What you will do - Identify the line with "Transcribe this image's"; copy word for word that line and every one after it, to the end of the listing. Exclude pictures.

+++

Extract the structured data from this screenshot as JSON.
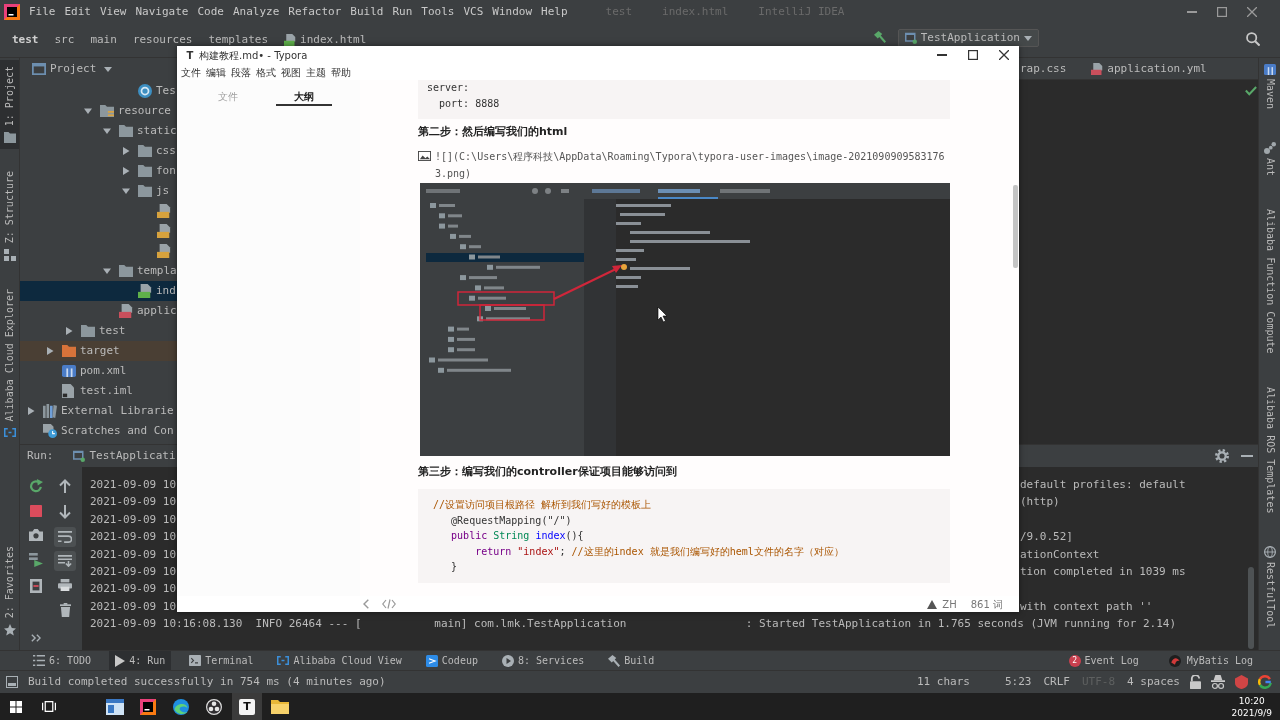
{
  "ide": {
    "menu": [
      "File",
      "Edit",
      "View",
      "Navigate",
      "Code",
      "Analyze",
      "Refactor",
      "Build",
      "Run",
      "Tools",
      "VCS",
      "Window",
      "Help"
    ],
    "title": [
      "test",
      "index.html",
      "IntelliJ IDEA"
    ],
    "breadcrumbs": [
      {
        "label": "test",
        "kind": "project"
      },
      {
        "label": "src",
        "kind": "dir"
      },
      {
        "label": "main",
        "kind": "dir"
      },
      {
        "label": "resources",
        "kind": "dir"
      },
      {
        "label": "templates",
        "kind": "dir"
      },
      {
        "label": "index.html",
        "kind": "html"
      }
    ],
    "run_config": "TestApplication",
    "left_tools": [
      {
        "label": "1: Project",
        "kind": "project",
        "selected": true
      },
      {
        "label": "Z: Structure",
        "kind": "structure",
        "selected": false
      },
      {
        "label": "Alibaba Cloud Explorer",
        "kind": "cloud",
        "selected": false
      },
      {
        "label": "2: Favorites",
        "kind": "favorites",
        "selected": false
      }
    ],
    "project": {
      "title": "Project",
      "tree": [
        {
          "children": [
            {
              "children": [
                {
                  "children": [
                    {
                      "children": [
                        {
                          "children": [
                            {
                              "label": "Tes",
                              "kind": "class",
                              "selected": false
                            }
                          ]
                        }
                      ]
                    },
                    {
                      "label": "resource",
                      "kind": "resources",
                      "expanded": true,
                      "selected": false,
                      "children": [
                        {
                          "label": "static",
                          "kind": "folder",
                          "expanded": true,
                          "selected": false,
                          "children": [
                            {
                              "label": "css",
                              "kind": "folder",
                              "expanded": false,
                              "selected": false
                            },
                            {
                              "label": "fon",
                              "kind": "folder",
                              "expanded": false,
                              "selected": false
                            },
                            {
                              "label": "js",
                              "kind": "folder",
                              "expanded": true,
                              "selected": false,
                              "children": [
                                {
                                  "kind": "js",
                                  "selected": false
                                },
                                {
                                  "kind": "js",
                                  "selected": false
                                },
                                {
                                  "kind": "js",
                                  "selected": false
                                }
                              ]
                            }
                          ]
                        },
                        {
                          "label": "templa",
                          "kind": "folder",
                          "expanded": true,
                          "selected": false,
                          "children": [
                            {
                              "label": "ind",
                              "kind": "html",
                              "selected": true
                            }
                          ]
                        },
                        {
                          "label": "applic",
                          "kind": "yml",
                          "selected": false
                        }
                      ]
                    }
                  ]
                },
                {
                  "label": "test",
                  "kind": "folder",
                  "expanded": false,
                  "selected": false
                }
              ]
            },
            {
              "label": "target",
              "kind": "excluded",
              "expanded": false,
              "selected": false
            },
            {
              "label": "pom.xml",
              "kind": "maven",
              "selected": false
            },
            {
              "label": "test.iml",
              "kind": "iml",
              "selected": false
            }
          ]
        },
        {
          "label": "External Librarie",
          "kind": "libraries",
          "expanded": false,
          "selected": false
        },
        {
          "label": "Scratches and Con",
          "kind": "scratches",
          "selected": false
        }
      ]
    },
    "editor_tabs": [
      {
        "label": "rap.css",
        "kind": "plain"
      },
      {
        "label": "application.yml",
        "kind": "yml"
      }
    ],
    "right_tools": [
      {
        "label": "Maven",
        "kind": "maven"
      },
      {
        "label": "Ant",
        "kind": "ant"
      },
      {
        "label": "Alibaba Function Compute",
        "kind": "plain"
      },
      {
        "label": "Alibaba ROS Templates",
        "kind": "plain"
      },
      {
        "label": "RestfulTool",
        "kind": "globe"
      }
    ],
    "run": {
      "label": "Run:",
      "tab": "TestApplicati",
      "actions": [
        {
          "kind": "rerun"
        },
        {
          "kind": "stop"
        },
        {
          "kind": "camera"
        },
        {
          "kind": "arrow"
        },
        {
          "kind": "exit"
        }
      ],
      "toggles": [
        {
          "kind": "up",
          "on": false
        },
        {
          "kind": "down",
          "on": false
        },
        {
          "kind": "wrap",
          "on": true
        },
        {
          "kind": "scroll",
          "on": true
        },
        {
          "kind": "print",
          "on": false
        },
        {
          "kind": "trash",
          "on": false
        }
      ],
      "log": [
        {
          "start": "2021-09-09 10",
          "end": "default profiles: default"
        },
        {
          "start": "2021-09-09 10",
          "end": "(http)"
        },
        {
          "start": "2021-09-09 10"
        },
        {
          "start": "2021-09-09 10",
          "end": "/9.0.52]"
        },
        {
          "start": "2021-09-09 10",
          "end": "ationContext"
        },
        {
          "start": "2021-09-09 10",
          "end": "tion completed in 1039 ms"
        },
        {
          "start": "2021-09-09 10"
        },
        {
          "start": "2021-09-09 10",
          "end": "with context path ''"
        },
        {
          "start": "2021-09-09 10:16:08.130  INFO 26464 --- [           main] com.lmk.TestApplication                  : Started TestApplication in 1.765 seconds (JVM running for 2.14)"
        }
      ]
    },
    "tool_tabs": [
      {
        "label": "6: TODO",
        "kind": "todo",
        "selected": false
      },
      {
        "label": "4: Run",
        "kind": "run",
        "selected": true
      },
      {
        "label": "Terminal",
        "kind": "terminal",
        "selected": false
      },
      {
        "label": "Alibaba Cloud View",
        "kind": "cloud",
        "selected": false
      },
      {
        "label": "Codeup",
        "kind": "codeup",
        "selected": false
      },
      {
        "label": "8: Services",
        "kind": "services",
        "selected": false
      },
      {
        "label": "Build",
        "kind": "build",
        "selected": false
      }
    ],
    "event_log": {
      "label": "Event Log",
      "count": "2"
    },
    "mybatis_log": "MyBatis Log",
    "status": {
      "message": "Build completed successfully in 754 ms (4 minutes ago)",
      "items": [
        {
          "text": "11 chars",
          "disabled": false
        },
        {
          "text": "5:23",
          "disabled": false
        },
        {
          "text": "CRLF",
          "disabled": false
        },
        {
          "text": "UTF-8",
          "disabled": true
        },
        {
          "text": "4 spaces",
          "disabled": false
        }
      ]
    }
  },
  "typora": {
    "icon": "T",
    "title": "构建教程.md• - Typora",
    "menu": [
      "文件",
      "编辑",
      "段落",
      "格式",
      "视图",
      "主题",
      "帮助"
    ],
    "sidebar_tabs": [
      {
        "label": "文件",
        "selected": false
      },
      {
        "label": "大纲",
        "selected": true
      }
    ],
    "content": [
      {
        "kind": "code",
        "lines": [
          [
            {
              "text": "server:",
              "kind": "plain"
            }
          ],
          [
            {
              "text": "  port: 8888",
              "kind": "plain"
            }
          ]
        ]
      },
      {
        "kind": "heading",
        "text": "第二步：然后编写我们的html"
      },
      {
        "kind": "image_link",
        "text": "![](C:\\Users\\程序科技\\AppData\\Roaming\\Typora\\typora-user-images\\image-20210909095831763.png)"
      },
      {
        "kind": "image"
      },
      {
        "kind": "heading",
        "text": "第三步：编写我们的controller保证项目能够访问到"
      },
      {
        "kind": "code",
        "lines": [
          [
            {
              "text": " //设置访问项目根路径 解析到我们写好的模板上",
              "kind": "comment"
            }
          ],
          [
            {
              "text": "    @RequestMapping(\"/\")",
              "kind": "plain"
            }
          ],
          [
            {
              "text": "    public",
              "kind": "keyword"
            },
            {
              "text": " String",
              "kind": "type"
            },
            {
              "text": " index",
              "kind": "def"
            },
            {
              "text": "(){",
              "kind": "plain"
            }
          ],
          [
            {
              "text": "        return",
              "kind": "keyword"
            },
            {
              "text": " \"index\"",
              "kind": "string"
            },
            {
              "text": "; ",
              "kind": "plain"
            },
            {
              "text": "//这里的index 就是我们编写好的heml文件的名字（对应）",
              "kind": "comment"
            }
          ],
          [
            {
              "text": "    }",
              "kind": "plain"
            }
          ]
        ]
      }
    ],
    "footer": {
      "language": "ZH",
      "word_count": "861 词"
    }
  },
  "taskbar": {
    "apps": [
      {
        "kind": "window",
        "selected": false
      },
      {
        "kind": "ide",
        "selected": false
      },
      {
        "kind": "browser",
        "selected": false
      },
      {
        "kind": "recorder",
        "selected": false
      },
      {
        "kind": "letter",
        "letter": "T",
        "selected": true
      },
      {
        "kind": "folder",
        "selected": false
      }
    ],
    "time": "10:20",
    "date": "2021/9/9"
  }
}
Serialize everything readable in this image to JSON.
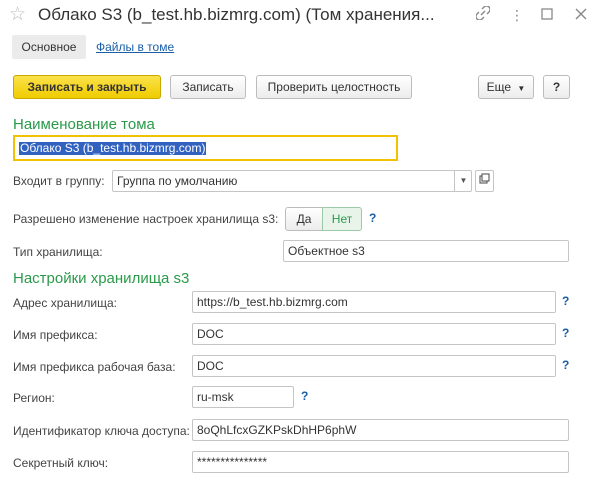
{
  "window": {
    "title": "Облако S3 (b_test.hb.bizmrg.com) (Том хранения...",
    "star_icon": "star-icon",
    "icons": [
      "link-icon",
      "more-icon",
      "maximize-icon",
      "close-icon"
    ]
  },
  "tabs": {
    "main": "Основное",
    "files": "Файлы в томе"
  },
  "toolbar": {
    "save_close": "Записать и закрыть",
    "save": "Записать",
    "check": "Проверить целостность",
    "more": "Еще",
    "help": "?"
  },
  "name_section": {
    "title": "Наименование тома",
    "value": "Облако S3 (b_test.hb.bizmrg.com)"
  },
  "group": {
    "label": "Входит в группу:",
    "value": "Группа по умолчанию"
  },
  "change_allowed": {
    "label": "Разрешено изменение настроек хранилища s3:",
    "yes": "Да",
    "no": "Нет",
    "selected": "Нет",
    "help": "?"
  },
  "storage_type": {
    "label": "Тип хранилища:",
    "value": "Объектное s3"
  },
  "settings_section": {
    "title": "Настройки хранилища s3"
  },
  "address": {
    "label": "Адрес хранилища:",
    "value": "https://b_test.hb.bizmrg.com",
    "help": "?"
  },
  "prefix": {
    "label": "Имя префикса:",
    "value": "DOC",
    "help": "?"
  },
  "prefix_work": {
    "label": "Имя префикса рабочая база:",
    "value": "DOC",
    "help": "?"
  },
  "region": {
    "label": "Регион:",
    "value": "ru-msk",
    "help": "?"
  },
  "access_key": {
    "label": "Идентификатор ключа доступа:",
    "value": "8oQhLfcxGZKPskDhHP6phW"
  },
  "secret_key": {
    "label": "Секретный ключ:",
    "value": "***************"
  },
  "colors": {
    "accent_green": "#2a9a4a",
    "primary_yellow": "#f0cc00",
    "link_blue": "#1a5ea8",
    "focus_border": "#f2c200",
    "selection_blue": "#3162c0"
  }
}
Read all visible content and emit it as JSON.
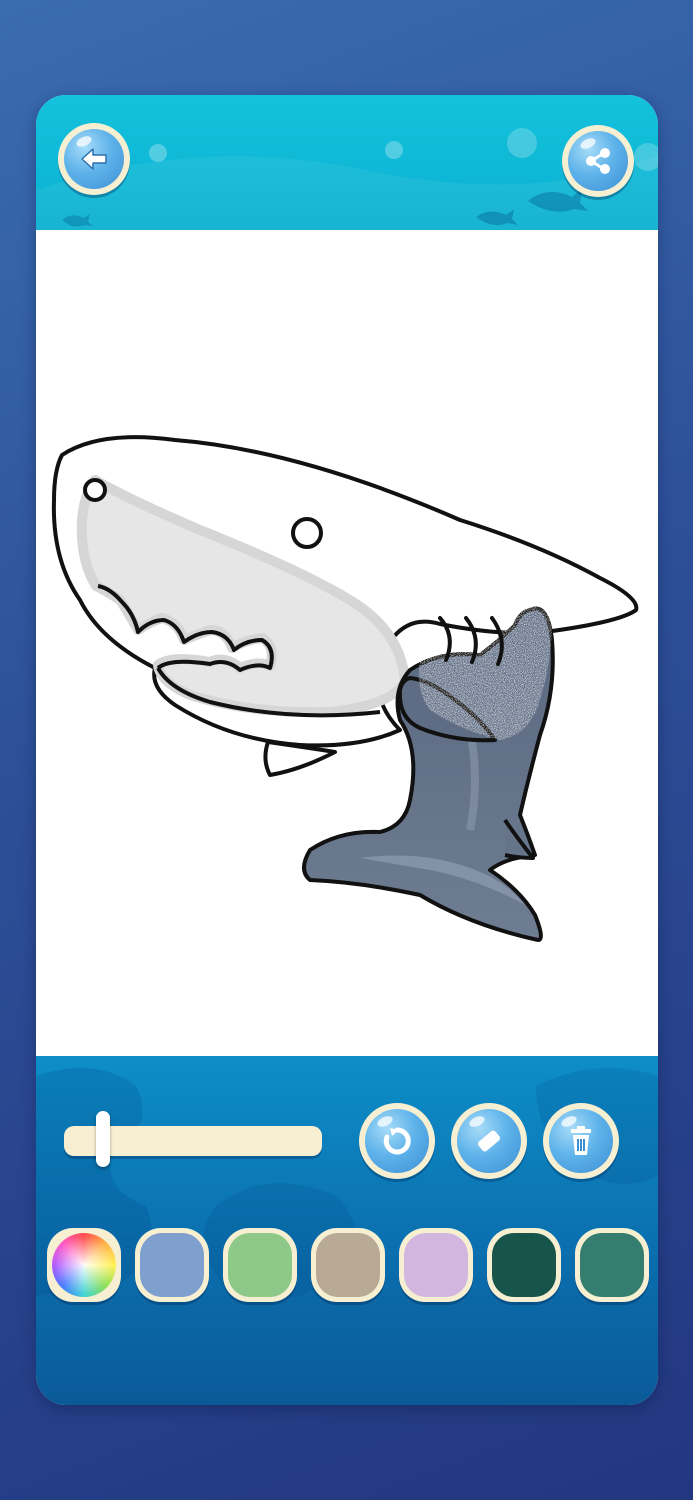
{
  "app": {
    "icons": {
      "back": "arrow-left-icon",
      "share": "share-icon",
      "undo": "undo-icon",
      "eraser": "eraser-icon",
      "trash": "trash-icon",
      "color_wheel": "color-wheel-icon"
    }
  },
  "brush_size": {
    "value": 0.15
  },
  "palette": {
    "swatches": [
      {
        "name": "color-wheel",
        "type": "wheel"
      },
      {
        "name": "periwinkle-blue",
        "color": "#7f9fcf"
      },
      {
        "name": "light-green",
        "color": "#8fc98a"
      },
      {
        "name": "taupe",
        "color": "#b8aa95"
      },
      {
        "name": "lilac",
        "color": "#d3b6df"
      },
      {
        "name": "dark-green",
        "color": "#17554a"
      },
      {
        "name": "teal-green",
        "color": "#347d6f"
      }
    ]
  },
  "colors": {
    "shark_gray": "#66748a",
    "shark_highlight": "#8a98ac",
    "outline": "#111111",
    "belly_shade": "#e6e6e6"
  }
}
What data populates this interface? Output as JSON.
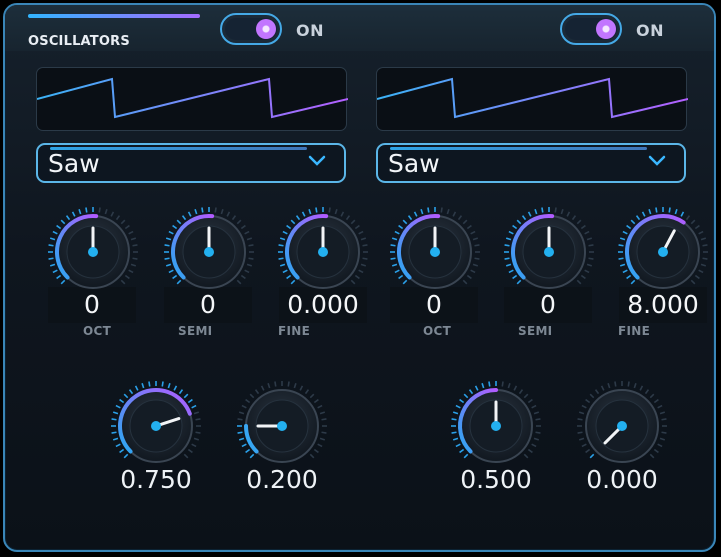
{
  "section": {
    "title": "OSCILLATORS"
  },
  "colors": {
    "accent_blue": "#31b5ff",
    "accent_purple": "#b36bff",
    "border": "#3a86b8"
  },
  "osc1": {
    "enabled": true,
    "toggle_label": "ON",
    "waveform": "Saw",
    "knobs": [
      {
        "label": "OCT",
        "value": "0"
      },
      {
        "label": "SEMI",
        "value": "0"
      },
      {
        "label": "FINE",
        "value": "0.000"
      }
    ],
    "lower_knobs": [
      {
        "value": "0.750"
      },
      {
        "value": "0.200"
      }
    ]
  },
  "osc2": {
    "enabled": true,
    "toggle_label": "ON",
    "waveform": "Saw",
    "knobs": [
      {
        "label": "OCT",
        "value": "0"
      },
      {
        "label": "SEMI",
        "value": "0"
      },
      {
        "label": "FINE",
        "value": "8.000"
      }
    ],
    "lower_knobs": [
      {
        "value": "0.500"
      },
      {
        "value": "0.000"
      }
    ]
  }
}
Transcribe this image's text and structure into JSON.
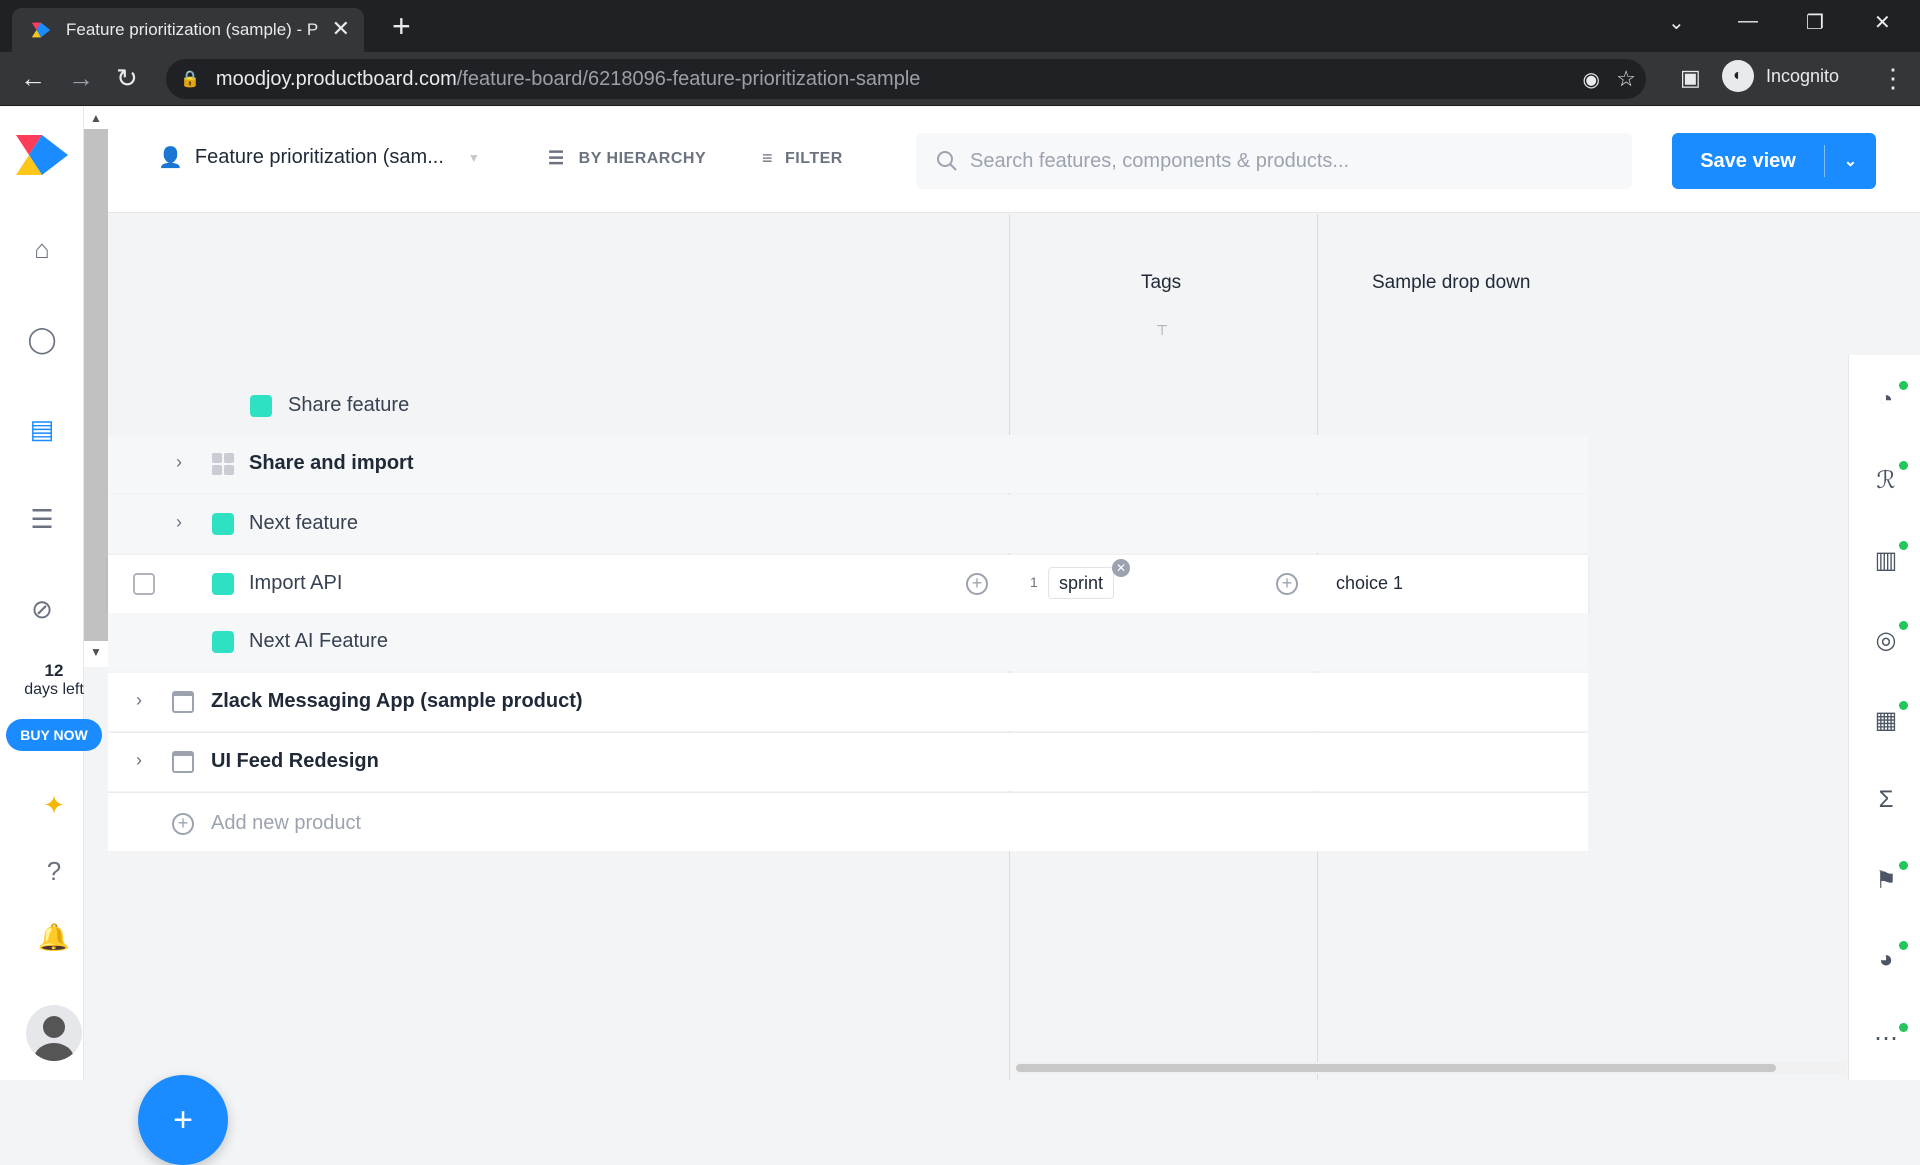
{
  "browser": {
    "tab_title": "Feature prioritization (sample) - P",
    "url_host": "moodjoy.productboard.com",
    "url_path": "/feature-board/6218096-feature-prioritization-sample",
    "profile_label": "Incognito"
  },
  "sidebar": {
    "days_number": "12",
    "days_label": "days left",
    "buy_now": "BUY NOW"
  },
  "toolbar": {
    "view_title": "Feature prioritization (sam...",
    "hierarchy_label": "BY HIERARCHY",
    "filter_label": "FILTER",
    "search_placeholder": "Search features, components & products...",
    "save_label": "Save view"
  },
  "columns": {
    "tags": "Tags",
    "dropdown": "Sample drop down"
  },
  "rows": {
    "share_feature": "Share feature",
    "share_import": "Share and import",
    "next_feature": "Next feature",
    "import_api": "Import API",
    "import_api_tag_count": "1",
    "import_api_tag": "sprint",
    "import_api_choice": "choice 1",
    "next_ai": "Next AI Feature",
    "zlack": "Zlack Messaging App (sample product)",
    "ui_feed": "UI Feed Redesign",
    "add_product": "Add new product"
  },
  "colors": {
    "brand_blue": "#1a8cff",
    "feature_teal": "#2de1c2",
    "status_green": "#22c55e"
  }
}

+++

Solution -
Transcribe this image's text and structure into JSON.
{
  "browser": {
    "tab_title": "Feature prioritization (sample) - P",
    "url_host": "moodjoy.productboard.com",
    "url_path": "/feature-board/6218096-feature-prioritization-sample",
    "profile_label": "Incognito"
  },
  "sidebar": {
    "days_number": "12",
    "days_label": "days left",
    "buy_now": "BUY NOW"
  },
  "toolbar": {
    "view_title": "Feature prioritization (sam...",
    "hierarchy_label": "BY HIERARCHY",
    "filter_label": "FILTER",
    "search_placeholder": "Search features, components & products...",
    "save_label": "Save view"
  },
  "columns": {
    "tags": "Tags",
    "dropdown": "Sample drop down"
  },
  "rows": {
    "share_feature": "Share feature",
    "share_import": "Share and import",
    "next_feature": "Next feature",
    "import_api": "Import API",
    "import_api_tag_count": "1",
    "import_api_tag": "sprint",
    "import_api_choice": "choice 1",
    "next_ai": "Next AI Feature",
    "zlack": "Zlack Messaging App (sample product)",
    "ui_feed": "UI Feed Redesign",
    "add_product": "Add new product"
  },
  "colors": {
    "brand_blue": "#1a8cff",
    "feature_teal": "#2de1c2",
    "status_green": "#22c55e"
  }
}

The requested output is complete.